> [WORK REQUIRED]
Pick out every line of the entries below where "name" occurs, and copy those lines.

> [INFORMATION GIVEN]
--------------------------------------------------

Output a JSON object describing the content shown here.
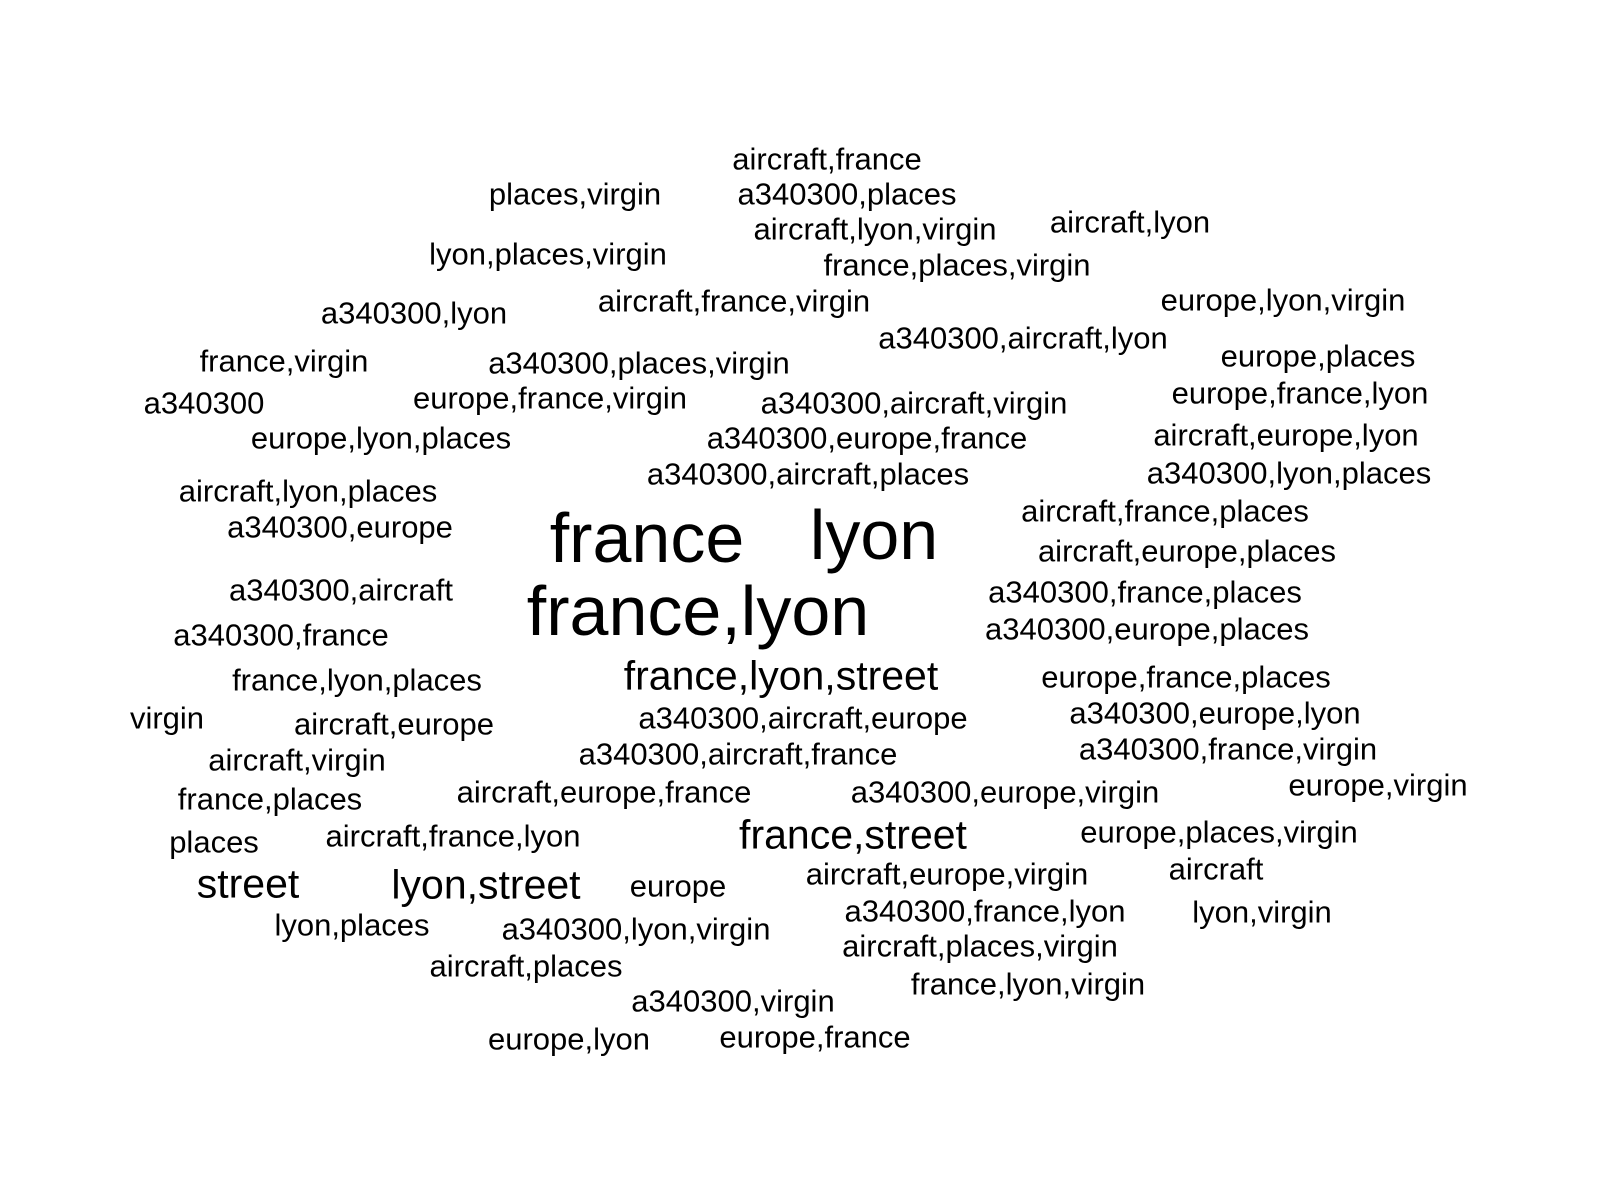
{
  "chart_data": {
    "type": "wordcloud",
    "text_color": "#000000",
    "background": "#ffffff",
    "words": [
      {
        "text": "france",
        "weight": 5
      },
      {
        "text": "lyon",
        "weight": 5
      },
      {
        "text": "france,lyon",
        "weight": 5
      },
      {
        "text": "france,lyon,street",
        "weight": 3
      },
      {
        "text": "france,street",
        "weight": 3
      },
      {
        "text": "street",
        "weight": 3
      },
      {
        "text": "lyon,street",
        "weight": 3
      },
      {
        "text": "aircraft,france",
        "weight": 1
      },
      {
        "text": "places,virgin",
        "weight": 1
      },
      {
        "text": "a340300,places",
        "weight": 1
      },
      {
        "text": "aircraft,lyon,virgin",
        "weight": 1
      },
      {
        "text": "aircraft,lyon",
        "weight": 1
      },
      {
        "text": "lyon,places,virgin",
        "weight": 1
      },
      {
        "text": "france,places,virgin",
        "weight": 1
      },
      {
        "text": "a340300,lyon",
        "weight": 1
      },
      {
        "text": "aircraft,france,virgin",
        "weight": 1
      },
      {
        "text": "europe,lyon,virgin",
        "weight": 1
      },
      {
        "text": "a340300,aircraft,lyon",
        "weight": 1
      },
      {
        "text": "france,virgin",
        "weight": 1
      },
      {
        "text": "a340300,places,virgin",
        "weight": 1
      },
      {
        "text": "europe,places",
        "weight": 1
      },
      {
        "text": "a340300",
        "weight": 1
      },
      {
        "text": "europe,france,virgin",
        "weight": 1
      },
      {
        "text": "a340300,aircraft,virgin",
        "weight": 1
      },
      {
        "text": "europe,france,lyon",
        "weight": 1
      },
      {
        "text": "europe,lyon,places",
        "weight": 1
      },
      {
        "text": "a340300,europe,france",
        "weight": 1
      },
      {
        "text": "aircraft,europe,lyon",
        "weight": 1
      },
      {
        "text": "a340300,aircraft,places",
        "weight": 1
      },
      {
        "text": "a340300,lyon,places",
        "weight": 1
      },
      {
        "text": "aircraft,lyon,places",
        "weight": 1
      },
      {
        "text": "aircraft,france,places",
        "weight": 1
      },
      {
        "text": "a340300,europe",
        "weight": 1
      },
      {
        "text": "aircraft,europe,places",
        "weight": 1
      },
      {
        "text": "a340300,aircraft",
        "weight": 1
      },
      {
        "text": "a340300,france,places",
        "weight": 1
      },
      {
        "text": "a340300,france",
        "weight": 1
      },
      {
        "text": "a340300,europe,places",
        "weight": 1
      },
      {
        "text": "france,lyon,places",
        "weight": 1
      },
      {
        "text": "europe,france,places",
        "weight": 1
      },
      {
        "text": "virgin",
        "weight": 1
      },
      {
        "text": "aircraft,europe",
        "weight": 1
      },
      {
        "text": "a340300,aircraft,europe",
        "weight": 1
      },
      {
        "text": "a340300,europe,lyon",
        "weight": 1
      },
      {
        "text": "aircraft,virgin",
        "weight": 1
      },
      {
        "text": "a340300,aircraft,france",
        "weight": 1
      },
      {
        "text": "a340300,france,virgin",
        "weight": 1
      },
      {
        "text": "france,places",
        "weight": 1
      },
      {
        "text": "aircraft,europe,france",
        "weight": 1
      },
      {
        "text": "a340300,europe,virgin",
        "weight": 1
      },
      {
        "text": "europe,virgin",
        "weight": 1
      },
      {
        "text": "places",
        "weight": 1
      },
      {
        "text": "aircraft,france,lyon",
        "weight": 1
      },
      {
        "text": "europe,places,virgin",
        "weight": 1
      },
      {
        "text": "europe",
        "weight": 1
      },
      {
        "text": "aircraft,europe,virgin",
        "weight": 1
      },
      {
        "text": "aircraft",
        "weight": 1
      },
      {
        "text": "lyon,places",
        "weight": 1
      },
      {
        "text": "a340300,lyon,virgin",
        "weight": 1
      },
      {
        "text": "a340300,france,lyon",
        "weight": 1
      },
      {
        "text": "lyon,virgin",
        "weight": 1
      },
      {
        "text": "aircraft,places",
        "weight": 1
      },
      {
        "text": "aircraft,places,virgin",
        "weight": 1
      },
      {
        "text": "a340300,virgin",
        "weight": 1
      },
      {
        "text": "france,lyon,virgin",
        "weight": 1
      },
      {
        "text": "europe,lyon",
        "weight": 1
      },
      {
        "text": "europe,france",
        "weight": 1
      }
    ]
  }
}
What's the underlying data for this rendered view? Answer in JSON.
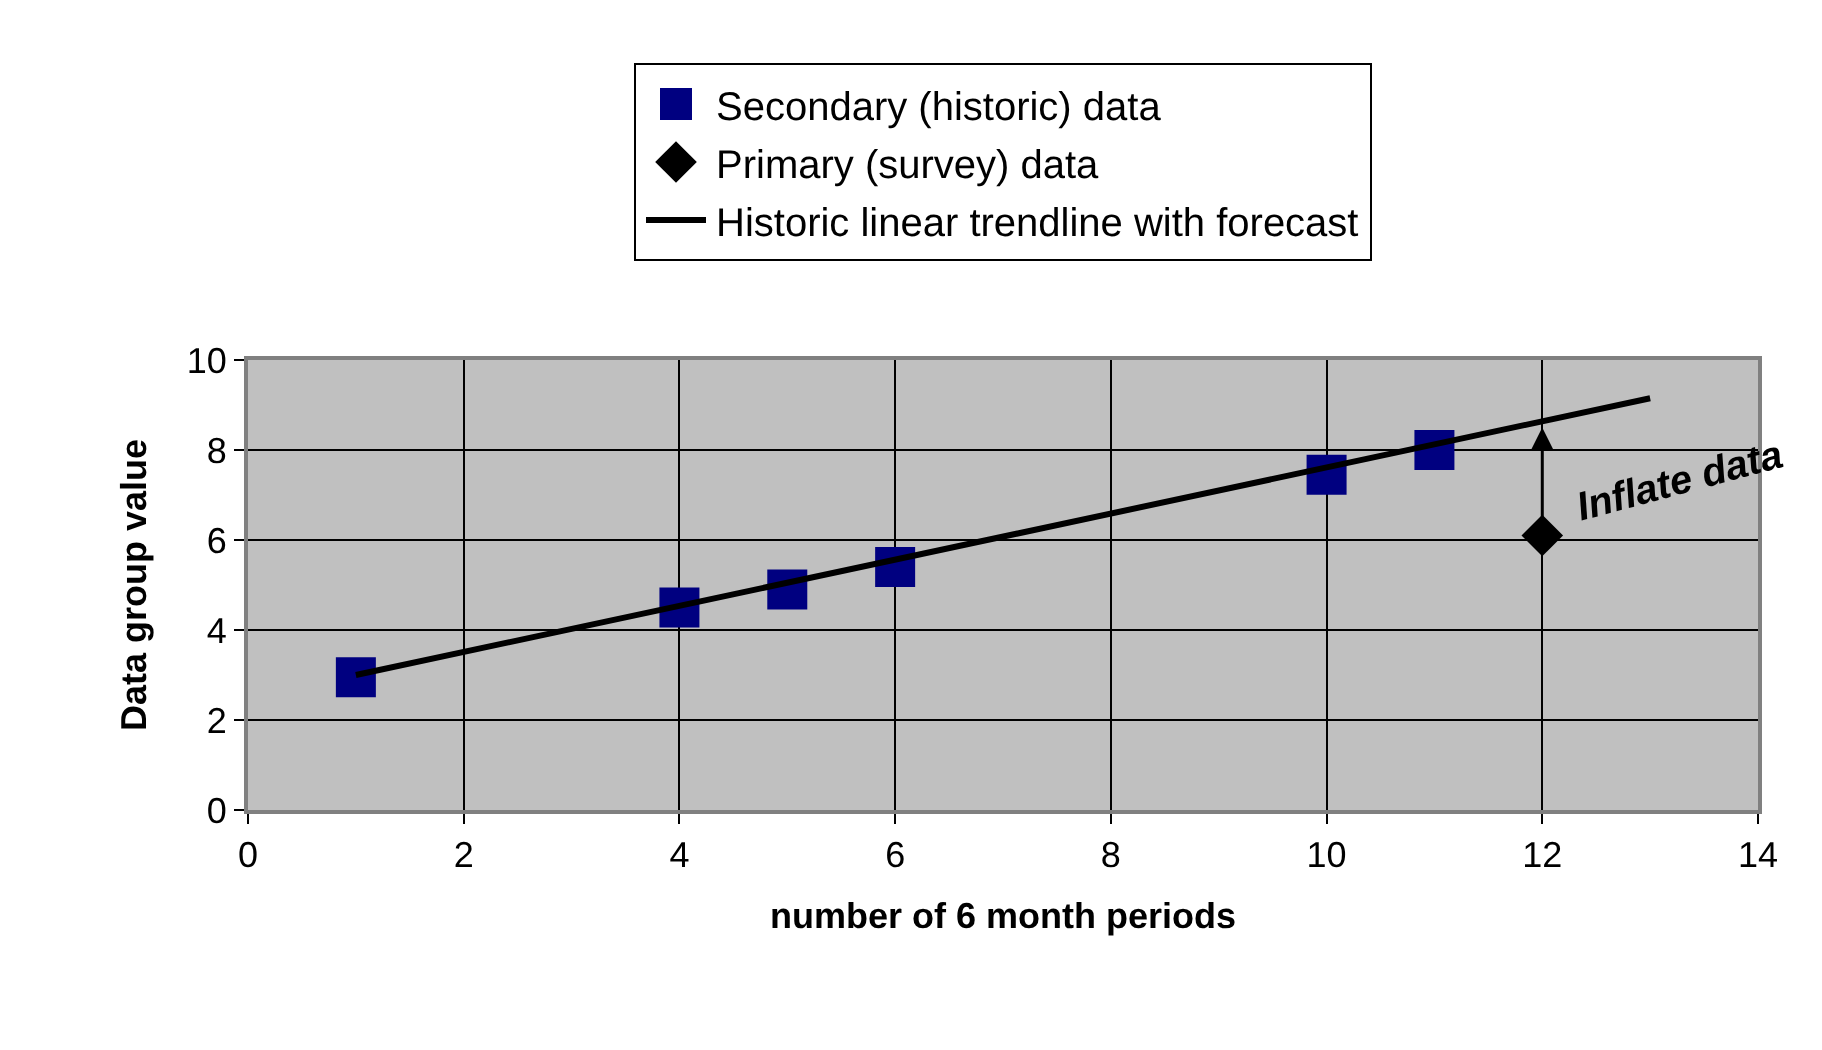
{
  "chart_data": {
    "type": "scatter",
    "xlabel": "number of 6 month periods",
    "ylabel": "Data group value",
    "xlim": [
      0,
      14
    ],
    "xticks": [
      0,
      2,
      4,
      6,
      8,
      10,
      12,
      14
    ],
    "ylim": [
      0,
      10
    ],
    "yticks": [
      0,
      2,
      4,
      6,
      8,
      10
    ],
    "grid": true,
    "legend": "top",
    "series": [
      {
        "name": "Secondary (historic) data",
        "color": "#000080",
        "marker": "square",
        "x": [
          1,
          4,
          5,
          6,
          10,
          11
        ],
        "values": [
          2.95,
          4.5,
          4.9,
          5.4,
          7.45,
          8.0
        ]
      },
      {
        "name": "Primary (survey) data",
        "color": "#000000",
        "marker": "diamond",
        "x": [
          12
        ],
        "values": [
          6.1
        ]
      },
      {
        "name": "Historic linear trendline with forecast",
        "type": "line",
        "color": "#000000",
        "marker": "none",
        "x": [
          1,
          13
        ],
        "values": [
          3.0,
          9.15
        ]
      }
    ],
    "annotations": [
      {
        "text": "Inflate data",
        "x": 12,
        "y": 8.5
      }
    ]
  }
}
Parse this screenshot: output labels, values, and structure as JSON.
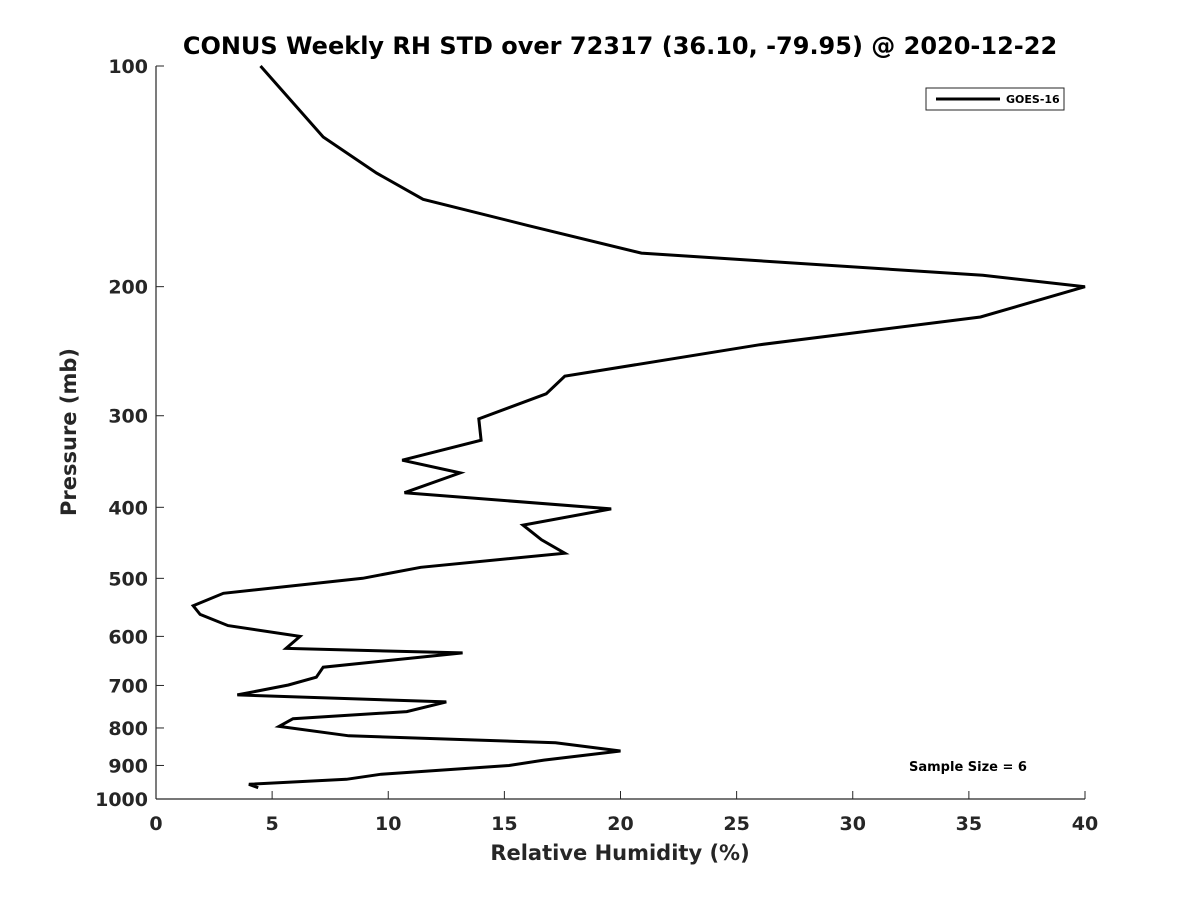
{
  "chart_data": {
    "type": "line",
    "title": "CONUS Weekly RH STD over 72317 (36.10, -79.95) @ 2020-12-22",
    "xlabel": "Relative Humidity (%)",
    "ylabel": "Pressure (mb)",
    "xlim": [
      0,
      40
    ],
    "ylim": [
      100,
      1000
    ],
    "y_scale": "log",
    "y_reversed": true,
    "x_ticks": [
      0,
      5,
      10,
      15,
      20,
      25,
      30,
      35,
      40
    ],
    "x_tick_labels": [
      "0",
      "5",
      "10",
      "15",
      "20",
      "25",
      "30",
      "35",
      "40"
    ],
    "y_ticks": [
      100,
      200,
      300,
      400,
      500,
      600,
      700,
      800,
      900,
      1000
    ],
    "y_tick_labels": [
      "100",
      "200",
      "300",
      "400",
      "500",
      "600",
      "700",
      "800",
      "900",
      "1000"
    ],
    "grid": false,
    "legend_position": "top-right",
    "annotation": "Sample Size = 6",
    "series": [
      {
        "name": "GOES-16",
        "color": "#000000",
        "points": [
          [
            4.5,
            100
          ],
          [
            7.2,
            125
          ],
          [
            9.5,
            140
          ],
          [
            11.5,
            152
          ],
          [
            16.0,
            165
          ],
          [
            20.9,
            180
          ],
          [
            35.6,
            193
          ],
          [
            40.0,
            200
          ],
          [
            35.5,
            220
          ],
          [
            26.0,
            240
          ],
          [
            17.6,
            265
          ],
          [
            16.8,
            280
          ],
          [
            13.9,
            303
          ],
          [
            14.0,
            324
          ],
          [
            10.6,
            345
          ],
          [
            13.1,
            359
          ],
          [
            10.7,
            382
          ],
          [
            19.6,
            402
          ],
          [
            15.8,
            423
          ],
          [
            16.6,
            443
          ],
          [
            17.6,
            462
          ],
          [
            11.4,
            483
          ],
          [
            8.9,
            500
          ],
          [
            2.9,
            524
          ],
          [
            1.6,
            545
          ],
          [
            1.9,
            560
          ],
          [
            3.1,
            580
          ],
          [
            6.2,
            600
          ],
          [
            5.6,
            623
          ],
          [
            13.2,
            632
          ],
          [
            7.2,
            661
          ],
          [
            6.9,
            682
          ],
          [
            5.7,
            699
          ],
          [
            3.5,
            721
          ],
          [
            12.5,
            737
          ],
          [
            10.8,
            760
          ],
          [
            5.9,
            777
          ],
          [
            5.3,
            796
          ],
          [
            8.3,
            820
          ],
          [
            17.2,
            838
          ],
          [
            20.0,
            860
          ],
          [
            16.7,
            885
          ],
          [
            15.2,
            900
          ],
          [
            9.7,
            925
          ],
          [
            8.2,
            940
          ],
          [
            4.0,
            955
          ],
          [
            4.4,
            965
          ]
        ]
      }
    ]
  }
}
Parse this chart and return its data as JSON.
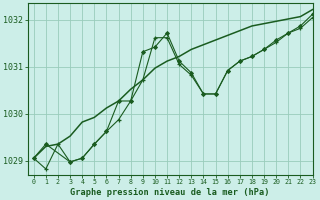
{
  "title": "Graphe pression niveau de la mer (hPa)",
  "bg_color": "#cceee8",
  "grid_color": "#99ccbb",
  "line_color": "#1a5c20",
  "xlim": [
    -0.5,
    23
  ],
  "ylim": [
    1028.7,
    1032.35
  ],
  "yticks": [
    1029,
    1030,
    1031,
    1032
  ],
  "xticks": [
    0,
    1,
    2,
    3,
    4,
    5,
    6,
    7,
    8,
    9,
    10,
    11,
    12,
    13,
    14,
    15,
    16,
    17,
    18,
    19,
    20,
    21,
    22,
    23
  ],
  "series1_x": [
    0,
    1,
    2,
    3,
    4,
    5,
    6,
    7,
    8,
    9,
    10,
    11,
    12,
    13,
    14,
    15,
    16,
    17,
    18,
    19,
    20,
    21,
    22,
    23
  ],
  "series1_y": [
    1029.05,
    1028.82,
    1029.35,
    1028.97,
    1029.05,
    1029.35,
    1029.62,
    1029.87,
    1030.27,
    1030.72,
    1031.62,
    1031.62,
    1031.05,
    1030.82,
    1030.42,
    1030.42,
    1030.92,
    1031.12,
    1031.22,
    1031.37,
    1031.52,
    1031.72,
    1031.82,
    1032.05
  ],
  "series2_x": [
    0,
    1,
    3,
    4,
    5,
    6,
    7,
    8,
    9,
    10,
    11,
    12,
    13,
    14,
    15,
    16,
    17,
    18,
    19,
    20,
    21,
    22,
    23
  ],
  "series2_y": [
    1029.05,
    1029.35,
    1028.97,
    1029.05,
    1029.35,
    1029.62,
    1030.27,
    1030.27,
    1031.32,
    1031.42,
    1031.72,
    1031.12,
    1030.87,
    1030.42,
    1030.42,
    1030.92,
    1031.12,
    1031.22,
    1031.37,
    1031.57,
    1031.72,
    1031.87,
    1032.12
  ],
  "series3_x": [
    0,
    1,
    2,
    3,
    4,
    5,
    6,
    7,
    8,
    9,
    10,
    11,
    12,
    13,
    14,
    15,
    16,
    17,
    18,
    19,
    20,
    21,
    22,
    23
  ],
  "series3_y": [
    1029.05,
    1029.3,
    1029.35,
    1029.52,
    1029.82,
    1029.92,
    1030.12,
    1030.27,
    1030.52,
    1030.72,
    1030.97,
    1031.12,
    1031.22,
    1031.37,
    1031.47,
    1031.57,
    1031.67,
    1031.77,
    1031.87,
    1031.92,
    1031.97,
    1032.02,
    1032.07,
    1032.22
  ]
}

--------------------------------------------------

> [RESPONSE FOR THIS EXERCISE]
        "name": "Secondary (historic) data",
        "name": "Primary (survey) data",
        "name": "Historic linear trendline with forecast",
        "name": "GOES-16",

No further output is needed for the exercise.